WHAT NEEDS TO BE DONE
Below is a block of records. Copy every line in it that contains the word "details".

EXCERPTED RECORDS
☆ ☆ ☆ ☆ ☆
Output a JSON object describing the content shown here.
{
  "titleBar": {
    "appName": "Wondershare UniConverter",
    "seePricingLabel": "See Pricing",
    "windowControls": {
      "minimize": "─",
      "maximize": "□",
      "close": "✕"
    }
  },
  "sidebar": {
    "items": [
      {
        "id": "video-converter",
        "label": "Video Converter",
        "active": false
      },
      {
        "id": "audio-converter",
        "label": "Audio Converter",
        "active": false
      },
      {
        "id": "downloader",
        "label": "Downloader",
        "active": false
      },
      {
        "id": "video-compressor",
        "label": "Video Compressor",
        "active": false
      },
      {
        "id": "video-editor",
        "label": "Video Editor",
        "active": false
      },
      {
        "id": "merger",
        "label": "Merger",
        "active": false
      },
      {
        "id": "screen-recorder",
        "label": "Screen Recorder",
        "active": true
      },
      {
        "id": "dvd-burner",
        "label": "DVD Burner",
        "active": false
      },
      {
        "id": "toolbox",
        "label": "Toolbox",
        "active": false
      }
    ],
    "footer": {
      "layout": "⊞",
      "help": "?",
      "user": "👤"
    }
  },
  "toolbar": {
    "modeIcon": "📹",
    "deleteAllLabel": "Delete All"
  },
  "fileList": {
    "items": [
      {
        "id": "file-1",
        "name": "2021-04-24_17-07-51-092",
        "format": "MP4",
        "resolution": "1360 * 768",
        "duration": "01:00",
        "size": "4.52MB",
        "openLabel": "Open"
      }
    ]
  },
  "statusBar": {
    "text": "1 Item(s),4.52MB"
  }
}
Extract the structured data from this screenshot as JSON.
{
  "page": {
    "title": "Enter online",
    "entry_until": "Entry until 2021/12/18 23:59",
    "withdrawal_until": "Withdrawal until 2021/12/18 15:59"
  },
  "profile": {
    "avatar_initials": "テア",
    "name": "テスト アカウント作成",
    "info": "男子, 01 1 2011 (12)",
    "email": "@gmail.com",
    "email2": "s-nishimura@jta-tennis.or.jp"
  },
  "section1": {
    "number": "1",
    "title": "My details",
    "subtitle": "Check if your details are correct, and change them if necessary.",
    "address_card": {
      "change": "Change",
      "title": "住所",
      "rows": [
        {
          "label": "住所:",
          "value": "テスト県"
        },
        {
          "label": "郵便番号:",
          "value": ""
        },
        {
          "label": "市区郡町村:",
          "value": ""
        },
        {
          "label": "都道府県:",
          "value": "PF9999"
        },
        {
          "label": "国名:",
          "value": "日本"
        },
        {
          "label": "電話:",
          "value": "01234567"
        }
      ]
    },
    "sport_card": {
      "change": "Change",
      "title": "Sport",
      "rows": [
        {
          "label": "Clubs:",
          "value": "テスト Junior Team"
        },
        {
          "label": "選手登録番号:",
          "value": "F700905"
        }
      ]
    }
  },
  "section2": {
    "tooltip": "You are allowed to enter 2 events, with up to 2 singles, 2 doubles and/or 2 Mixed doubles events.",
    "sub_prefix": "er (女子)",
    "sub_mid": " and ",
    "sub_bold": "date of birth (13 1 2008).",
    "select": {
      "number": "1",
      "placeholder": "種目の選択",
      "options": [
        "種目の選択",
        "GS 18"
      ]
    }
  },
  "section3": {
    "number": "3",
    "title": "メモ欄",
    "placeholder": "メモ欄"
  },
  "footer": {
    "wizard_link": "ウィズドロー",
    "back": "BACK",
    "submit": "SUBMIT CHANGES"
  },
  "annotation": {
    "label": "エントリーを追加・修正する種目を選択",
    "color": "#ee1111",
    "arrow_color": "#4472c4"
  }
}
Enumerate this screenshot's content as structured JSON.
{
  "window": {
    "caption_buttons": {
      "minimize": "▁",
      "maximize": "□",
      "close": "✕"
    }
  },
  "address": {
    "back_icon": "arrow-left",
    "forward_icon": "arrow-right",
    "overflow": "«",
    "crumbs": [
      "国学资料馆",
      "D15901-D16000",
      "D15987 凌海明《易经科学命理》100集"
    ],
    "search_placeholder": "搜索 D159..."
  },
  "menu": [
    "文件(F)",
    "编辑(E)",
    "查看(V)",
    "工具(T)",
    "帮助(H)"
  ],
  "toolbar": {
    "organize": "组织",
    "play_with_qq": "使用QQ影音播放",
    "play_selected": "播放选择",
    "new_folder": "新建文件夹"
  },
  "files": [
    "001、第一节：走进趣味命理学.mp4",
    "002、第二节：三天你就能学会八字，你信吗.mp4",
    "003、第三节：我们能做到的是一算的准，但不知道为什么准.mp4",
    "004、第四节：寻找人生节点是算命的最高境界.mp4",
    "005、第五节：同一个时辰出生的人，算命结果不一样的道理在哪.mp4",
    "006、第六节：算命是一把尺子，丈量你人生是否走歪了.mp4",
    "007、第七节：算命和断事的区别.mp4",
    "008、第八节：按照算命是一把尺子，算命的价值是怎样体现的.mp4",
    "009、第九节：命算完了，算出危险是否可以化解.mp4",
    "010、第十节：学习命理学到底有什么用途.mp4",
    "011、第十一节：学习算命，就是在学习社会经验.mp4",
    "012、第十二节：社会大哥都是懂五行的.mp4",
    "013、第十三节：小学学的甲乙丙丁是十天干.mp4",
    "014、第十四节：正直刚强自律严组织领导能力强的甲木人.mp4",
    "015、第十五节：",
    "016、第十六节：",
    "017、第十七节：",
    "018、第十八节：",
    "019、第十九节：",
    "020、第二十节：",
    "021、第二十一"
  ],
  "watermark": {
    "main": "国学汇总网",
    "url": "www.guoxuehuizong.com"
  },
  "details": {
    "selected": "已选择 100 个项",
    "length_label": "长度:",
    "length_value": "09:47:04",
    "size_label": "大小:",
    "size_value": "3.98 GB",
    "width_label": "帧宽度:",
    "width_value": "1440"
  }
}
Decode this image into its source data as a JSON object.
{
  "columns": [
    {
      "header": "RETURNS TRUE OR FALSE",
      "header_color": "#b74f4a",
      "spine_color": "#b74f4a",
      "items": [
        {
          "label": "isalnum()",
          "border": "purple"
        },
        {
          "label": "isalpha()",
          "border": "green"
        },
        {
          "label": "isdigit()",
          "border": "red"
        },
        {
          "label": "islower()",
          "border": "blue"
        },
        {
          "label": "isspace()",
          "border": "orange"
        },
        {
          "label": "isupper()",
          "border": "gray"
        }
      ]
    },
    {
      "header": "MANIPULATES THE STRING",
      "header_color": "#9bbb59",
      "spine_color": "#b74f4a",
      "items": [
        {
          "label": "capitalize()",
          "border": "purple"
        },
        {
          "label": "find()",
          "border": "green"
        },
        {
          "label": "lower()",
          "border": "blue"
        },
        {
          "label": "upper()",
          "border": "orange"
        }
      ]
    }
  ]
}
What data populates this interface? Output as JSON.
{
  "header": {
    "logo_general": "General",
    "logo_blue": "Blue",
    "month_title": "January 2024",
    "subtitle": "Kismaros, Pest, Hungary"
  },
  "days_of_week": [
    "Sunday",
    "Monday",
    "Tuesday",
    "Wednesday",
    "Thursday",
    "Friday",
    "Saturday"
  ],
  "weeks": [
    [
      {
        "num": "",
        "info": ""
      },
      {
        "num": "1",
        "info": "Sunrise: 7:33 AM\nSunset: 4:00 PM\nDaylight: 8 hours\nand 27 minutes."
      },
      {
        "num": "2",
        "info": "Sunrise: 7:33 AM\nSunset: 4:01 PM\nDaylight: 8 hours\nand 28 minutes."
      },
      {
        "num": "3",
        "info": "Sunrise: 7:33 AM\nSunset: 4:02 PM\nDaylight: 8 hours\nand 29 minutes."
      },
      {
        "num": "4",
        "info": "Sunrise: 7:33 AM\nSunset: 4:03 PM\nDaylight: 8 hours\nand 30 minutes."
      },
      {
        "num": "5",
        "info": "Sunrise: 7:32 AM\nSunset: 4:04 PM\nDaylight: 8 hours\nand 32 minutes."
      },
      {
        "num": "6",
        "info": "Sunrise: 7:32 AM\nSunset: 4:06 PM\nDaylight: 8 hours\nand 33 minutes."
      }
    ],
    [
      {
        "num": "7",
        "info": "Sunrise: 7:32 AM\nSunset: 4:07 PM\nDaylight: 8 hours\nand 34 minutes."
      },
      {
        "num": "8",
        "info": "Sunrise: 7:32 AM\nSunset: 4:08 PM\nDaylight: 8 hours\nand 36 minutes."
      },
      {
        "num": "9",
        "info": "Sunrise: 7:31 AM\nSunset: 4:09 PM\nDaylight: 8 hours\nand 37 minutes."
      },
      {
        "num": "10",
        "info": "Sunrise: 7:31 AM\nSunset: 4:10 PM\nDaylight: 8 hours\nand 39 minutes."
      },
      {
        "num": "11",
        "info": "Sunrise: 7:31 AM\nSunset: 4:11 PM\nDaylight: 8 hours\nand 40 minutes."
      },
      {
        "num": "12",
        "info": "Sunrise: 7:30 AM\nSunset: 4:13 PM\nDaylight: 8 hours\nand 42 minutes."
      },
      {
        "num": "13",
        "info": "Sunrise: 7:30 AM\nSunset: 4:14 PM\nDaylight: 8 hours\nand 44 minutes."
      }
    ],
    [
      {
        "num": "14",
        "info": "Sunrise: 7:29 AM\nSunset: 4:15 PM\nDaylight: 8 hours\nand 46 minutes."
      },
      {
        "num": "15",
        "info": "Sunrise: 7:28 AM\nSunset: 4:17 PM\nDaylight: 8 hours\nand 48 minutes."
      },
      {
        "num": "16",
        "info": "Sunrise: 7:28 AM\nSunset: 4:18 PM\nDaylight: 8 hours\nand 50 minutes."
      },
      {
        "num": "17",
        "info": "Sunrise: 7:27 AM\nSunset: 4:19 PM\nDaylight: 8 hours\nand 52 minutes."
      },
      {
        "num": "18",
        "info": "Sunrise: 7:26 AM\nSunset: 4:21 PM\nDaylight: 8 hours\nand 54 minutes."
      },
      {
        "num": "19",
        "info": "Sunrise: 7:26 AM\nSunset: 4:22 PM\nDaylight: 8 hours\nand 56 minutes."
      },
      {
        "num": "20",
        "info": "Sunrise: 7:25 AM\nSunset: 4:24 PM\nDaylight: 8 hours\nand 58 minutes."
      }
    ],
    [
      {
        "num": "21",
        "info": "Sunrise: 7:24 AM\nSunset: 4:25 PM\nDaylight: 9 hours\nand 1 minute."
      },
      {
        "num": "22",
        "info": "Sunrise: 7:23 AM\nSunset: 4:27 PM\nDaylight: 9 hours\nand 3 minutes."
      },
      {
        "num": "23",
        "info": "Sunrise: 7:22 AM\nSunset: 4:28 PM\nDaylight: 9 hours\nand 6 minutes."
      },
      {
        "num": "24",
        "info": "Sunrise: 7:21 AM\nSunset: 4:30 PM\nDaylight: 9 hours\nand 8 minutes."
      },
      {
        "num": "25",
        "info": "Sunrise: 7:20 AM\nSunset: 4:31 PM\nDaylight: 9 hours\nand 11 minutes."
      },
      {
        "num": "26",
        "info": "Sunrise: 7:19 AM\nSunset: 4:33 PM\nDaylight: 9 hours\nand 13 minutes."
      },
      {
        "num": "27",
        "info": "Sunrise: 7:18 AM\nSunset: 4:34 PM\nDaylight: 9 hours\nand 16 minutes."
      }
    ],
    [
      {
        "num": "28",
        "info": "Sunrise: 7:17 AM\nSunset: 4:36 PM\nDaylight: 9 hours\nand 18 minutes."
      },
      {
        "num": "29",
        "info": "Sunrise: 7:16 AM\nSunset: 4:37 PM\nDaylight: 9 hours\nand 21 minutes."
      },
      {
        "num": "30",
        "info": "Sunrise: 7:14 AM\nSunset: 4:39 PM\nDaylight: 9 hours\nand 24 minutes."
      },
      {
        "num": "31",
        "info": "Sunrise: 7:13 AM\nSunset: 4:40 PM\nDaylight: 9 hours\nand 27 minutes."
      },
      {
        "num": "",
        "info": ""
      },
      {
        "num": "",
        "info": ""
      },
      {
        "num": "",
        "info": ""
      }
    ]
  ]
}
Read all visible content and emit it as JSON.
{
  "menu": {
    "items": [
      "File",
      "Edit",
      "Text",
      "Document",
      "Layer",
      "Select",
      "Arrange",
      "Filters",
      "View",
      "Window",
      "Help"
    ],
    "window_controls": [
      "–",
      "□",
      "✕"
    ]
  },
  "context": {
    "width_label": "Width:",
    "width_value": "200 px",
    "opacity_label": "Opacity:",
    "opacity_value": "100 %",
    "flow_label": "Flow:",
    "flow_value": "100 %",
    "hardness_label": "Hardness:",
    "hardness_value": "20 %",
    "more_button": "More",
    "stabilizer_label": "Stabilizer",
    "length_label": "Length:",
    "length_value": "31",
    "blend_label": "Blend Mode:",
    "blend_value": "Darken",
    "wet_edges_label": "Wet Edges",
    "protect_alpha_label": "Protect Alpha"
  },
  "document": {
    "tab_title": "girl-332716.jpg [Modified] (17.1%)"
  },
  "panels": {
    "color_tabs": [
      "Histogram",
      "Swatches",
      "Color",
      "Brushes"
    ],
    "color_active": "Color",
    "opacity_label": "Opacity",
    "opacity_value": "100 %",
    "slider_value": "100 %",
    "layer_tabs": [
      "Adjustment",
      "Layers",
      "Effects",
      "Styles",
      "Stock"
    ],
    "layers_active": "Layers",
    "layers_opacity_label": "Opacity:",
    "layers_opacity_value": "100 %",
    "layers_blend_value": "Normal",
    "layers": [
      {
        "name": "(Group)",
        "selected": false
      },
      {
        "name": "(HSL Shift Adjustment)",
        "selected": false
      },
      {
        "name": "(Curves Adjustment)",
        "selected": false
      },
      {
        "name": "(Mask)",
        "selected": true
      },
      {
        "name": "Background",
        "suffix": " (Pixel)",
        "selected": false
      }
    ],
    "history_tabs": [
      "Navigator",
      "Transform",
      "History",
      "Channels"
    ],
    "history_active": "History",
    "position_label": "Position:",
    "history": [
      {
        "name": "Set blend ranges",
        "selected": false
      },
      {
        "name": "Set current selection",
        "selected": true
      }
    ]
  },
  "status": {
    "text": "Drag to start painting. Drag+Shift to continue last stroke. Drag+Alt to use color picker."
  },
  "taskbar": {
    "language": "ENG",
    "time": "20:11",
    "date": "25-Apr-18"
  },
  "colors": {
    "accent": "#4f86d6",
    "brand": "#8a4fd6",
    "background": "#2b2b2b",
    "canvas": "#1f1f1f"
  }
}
☆ ☆ ☆ ☆ ☆
FULL SOLUTION
    "title": "My details",
    "subtitle": "Check if your details are correct, and change them if necessary.",
  "details": {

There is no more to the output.